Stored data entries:
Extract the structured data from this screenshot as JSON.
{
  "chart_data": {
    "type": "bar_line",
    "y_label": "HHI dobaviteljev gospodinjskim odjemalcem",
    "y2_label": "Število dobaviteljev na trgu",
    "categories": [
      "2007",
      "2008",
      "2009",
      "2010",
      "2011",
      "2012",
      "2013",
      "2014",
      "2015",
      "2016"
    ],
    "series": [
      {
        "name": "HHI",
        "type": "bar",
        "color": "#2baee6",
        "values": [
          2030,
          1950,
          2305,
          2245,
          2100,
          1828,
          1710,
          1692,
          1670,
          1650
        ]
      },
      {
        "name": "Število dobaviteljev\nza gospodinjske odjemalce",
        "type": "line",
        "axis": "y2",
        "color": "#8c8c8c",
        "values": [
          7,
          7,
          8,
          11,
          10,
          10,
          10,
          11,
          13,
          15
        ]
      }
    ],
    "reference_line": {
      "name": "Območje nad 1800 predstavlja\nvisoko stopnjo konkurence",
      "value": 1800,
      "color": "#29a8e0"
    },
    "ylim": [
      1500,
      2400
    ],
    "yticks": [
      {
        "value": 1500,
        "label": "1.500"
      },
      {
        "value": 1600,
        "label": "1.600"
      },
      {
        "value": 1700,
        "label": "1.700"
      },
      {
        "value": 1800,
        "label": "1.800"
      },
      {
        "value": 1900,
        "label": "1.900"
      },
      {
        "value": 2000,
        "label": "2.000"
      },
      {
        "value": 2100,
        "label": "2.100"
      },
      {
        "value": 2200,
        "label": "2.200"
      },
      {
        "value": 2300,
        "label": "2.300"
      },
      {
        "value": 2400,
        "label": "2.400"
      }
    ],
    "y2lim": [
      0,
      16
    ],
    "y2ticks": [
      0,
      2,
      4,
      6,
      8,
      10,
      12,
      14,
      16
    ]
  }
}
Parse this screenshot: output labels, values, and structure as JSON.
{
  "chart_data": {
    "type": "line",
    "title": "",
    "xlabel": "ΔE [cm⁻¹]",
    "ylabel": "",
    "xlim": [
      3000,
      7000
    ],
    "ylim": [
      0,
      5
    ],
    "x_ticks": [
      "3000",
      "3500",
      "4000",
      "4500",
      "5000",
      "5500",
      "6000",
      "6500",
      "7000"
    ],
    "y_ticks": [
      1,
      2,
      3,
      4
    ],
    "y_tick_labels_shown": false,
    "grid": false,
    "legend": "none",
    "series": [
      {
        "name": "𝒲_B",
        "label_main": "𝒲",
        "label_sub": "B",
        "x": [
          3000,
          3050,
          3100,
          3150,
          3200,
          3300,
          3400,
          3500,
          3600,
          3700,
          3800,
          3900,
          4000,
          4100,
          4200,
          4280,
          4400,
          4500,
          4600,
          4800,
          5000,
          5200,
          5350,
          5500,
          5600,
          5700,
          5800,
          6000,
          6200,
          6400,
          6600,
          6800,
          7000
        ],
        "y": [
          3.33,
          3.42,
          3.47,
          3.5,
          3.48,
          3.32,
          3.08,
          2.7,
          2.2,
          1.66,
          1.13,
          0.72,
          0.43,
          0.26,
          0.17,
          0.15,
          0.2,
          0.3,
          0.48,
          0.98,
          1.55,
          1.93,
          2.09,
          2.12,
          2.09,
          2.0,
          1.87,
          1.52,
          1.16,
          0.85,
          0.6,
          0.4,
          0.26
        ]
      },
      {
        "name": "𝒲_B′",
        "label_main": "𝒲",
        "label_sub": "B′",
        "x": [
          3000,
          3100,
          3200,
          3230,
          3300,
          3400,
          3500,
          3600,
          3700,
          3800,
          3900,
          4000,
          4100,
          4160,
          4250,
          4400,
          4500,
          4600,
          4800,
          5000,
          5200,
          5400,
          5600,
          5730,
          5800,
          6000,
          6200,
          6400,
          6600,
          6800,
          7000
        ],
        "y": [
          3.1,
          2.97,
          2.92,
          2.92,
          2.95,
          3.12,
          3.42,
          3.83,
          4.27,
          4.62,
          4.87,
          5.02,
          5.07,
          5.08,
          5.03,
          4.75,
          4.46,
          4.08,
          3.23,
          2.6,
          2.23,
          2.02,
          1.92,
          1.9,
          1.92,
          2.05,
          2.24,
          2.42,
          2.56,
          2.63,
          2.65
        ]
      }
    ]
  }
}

= WHAT THE EXERCISE ASKS =
List the lines that contain the word "dobaviteljev".

= RESULT BELOW =
    "y_label": "HHI dobaviteljev gospodinjskim odjemalcem",
    "y2_label": "Število dobaviteljev na trgu",
        "name": "Število dobaviteljev\nza gospodinjske odjemalce",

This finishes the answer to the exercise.